[Task instructions] Make an exact copy of the records, with the images left out.

[Data]
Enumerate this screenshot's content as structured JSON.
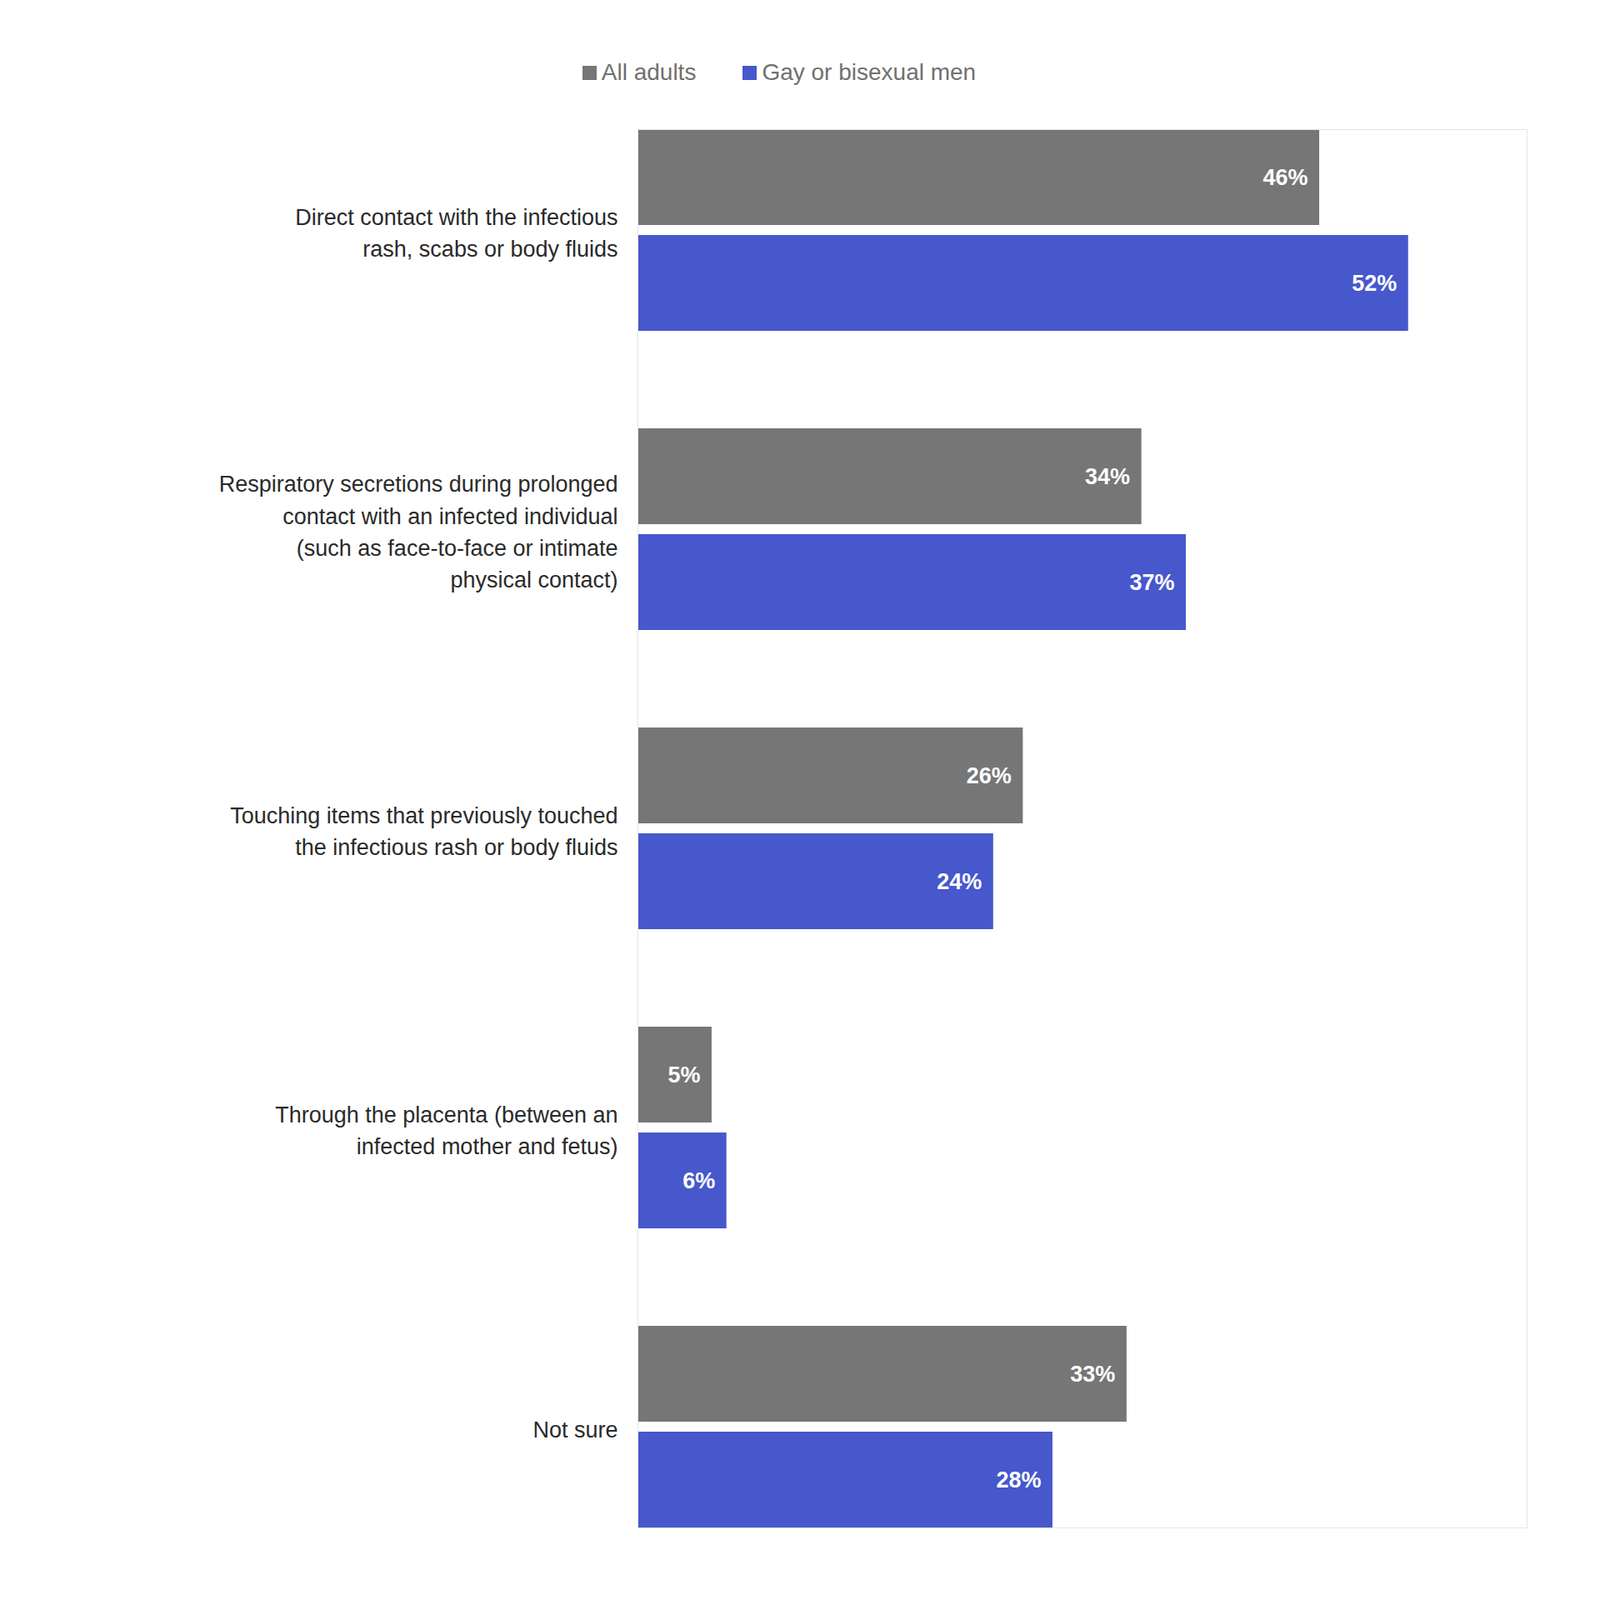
{
  "chart_data": {
    "type": "bar",
    "orientation": "horizontal",
    "categories": [
      "Direct contact with the infectious rash, scabs or body fluids",
      "Respiratory secretions during prolonged contact with an infected individual (such as face-to-face or intimate physical contact)",
      "Touching items that previously touched the infectious rash or body fluids",
      "Through the placenta (between an infected mother and fetus)",
      "Not sure"
    ],
    "series": [
      {
        "name": "All adults",
        "color": "#767676",
        "values": [
          46,
          34,
          26,
          5,
          33
        ],
        "value_labels": [
          "46%",
          "34%",
          "26%",
          "5%",
          "33%"
        ]
      },
      {
        "name": "Gay or bisexual men",
        "color": "#4658cc",
        "values": [
          52,
          37,
          24,
          6,
          28
        ],
        "value_labels": [
          "52%",
          "37%",
          "24%",
          "6%",
          "28%"
        ]
      }
    ],
    "xlim": [
      0,
      60
    ],
    "data_labels": true,
    "tick_labels": "y",
    "legend": "top"
  }
}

[Exercise solution]
Enumerate this screenshot's content as structured JSON.
{
  "chart_data": {
    "type": "bar",
    "orientation": "horizontal",
    "categories": [
      "Direct contact with the infectious rash, scabs or body fluids",
      "Respiratory secretions during prolonged contact with an infected individual (such as face-to-face or intimate physical contact)",
      "Touching items that previously touched the infectious rash or body fluids",
      "Through the placenta (between an infected mother and fetus)",
      "Not sure"
    ],
    "series": [
      {
        "name": "All adults",
        "color": "#767676",
        "values": [
          46,
          34,
          26,
          5,
          33
        ],
        "value_labels": [
          "46%",
          "34%",
          "26%",
          "5%",
          "33%"
        ]
      },
      {
        "name": "Gay or bisexual men",
        "color": "#4658cc",
        "values": [
          52,
          37,
          24,
          6,
          28
        ],
        "value_labels": [
          "52%",
          "37%",
          "24%",
          "6%",
          "28%"
        ]
      }
    ],
    "xlim": [
      0,
      60
    ],
    "data_labels": true,
    "tick_labels": "y",
    "legend": "top"
  }
}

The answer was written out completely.